• [TASK INSTRUCTIONS] Where a line contains the word "this", copy that line in full.

• [RECORDS SUPPLIED]

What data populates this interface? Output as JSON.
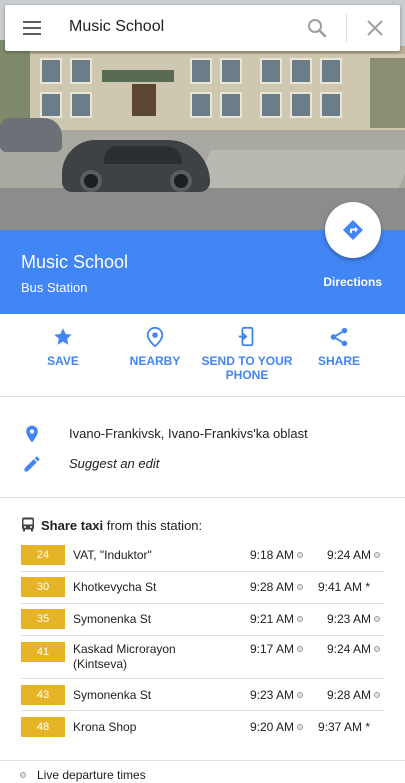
{
  "search": {
    "query": "Music School",
    "menu_icon": "menu-icon",
    "search_icon": "search-icon",
    "close_icon": "close-icon"
  },
  "place": {
    "title": "Music School",
    "subtitle": "Bus Station",
    "directions_label": "Directions",
    "accent_color": "#4285f4"
  },
  "actions": [
    {
      "label": "SAVE",
      "icon": "star-icon"
    },
    {
      "label": "NEARBY",
      "icon": "nearby-icon"
    },
    {
      "label": "SEND TO YOUR PHONE",
      "icon": "send-to-phone-icon"
    },
    {
      "label": "SHARE",
      "icon": "share-icon"
    }
  ],
  "info": {
    "address": "Ivano-Frankivsk, Ivano-Frankivs'ka oblast",
    "suggest_edit": "Suggest an edit"
  },
  "transit": {
    "heading_bold": "Share taxi",
    "heading_rest": " from this station:",
    "badge_color": "#e5b527",
    "routes": [
      {
        "number": "24",
        "name": "VAT, \"Induktor\"",
        "time1": "9:18 AM",
        "time2": "9:24 AM",
        "time2_mark": "dot"
      },
      {
        "number": "30",
        "name": "Khotkevycha St",
        "time1": "9:28 AM",
        "time2": "9:41 AM *",
        "time2_mark": "none"
      },
      {
        "number": "35",
        "name": "Symonenka St",
        "time1": "9:21 AM",
        "time2": "9:23 AM",
        "time2_mark": "dot"
      },
      {
        "number": "41",
        "name": "Kaskad Microrayon (Kintseva)",
        "time1": "9:17 AM",
        "time2": "9:24 AM",
        "time2_mark": "dot"
      },
      {
        "number": "43",
        "name": "Symonenka St",
        "time1": "9:23 AM",
        "time2": "9:28 AM",
        "time2_mark": "dot"
      },
      {
        "number": "48",
        "name": "Krona Shop",
        "time1": "9:20 AM",
        "time2": "9:37 AM *",
        "time2_mark": "none"
      }
    ],
    "footer": "Live departure times"
  }
}
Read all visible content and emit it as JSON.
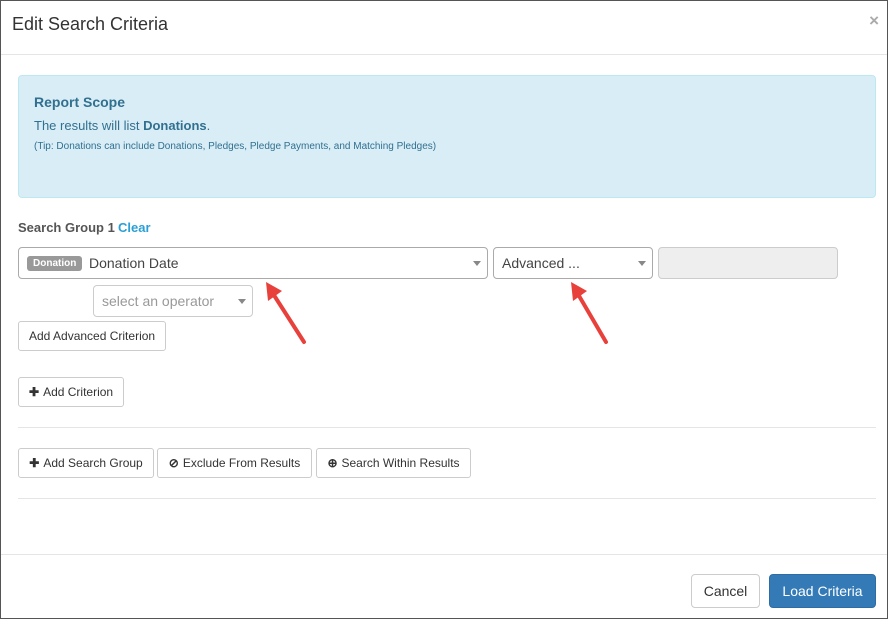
{
  "modal": {
    "title": "Edit Search Criteria",
    "close_icon": "close-icon"
  },
  "scope": {
    "title": "Report Scope",
    "line_prefix": "The results will list ",
    "line_bold": "Donations",
    "line_suffix": ".",
    "tip": "(Tip: Donations can include Donations, Pledges, Pledge Payments, and Matching Pledges)"
  },
  "search_group": {
    "label": "Search Group 1",
    "clear_label": "Clear",
    "criterion": {
      "badge": "Donation",
      "field_value": "Donation Date",
      "advanced_value": "Advanced ...",
      "operator_placeholder": "select an operator"
    },
    "add_advanced_label": "Add Advanced Criterion",
    "add_criterion_label": "Add Criterion"
  },
  "actions": {
    "add_group_label": "Add Search Group",
    "exclude_label": "Exclude From Results",
    "within_label": "Search Within Results"
  },
  "footer": {
    "cancel_label": "Cancel",
    "load_label": "Load Criteria"
  },
  "colors": {
    "accent": "#337ab7",
    "info_bg": "#d9edf7",
    "annotation_arrow": "#e8413c"
  }
}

• [COMPLETED EXERCISE]
What data populates this interface? Output as JSON.
    "heading_rest": " from this station:",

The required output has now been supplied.